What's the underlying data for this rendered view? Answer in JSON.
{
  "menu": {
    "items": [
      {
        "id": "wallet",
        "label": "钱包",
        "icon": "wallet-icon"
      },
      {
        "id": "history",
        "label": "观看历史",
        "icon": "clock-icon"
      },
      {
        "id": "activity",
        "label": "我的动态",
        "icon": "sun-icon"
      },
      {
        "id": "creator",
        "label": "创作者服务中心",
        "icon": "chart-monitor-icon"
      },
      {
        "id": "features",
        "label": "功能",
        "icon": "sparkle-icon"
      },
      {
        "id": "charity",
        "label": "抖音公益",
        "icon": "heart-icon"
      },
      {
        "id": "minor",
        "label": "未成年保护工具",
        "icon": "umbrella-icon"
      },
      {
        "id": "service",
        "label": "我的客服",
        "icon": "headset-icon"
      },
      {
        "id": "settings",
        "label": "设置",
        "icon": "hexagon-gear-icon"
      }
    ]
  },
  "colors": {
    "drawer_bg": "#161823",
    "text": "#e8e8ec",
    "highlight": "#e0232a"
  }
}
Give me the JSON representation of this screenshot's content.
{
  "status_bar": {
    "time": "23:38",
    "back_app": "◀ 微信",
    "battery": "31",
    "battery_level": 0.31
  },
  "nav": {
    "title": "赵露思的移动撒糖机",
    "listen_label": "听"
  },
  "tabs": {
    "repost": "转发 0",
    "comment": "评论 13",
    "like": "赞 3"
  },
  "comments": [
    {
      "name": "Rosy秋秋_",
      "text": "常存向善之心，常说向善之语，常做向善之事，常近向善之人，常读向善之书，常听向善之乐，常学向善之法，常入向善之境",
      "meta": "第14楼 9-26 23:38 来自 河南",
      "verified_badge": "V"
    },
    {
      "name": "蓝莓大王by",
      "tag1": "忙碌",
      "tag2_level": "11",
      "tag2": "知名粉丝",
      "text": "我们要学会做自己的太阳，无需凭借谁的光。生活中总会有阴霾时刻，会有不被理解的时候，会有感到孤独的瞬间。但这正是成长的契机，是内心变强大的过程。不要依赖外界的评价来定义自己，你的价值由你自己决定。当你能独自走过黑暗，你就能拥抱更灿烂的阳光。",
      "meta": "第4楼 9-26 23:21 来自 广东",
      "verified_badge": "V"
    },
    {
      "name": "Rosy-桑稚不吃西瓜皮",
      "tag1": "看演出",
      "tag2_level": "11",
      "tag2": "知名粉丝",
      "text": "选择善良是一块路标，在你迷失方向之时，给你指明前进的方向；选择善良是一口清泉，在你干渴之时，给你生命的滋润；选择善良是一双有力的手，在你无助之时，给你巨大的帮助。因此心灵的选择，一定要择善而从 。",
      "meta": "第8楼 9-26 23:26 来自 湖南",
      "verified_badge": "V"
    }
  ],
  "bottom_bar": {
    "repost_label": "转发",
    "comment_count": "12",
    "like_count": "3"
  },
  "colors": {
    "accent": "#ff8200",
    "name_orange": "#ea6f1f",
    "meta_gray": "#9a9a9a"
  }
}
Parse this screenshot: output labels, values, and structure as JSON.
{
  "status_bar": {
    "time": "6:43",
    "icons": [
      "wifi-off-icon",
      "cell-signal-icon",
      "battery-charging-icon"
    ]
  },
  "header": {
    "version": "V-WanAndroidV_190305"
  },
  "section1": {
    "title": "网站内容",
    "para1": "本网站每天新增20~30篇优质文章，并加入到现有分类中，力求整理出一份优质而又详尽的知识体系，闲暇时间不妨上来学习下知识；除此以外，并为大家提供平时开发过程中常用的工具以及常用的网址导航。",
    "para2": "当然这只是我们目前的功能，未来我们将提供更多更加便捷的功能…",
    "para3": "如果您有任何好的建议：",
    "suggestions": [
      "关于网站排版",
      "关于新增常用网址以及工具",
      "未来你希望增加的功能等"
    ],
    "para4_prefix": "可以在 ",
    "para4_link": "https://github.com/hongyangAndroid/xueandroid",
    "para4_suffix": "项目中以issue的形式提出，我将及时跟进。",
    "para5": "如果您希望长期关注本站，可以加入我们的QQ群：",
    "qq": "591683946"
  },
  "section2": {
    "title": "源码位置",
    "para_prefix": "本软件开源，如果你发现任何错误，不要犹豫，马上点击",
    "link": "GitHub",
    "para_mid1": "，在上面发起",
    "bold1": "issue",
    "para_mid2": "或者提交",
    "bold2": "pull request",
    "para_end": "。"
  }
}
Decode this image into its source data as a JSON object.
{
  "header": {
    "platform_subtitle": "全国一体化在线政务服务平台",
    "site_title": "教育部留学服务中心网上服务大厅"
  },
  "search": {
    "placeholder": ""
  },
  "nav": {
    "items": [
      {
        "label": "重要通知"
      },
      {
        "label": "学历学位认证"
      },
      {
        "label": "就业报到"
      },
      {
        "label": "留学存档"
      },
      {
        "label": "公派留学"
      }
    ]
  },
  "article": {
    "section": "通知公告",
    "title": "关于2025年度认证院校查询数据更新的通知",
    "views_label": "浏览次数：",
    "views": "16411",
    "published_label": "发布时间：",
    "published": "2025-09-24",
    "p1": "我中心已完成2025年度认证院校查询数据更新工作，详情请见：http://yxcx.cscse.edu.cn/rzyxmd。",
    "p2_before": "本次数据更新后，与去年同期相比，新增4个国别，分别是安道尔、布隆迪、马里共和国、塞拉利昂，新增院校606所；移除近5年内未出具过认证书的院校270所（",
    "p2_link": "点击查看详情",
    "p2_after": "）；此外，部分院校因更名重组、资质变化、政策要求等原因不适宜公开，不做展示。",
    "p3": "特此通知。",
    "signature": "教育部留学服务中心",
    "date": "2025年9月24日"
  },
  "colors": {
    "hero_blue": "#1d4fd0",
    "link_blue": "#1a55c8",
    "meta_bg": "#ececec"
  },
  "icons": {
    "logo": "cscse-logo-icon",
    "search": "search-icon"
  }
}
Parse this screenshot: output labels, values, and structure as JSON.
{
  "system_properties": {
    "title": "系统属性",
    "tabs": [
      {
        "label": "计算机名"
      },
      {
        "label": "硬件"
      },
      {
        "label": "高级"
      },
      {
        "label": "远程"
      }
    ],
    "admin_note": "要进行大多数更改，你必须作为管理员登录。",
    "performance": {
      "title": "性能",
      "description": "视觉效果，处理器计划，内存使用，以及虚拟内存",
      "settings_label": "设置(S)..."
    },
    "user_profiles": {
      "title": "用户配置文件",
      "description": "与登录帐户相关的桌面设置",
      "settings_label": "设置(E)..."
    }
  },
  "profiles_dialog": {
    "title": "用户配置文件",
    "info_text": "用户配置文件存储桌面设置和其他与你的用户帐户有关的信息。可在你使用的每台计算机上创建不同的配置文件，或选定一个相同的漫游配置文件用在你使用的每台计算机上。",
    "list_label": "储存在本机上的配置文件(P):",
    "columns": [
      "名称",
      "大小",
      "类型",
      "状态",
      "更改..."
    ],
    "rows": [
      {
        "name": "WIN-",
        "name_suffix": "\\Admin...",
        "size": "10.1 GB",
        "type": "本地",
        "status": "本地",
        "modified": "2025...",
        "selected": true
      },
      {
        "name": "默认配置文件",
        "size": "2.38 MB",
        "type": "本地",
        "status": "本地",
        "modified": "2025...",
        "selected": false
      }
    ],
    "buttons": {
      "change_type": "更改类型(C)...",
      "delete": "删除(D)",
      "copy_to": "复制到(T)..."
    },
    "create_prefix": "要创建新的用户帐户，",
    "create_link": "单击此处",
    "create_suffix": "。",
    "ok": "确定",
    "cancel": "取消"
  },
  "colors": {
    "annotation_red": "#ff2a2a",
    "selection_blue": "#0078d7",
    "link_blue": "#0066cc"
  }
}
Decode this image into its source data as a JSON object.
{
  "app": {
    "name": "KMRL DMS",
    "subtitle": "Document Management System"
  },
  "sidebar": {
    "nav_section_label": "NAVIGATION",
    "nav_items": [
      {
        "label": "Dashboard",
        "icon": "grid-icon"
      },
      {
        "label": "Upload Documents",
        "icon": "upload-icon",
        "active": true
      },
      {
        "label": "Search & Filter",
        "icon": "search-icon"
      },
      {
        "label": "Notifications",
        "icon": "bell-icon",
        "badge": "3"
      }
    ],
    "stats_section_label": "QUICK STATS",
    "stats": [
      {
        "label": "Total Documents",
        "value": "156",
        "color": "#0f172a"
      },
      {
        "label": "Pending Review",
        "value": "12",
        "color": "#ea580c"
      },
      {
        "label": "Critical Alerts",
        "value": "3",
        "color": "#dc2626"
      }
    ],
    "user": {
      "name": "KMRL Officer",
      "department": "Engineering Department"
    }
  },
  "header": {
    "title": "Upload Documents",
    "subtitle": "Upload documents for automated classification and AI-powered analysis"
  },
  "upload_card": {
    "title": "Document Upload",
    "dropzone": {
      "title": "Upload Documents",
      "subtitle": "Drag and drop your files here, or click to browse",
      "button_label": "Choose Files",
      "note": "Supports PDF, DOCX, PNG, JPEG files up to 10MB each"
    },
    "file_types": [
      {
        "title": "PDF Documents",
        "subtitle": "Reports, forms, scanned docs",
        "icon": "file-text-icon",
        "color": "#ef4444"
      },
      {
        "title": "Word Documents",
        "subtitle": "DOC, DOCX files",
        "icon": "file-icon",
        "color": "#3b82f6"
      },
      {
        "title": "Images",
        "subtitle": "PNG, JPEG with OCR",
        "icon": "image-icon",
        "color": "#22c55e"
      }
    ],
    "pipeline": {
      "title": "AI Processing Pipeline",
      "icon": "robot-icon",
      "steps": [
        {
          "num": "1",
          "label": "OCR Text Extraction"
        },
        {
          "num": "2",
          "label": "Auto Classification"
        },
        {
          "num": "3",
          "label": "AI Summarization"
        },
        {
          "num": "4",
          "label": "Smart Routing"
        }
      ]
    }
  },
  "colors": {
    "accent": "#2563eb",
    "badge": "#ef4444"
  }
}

*****

INSTRUCTION » Copy out every line of the data that includes "DOCX".

RESPONSE TO THIS EXERCISE »
      "note": "Supports PDF, DOCX, PNG, JPEG files up to 10MB each"
        "subtitle": "DOC, DOCX files",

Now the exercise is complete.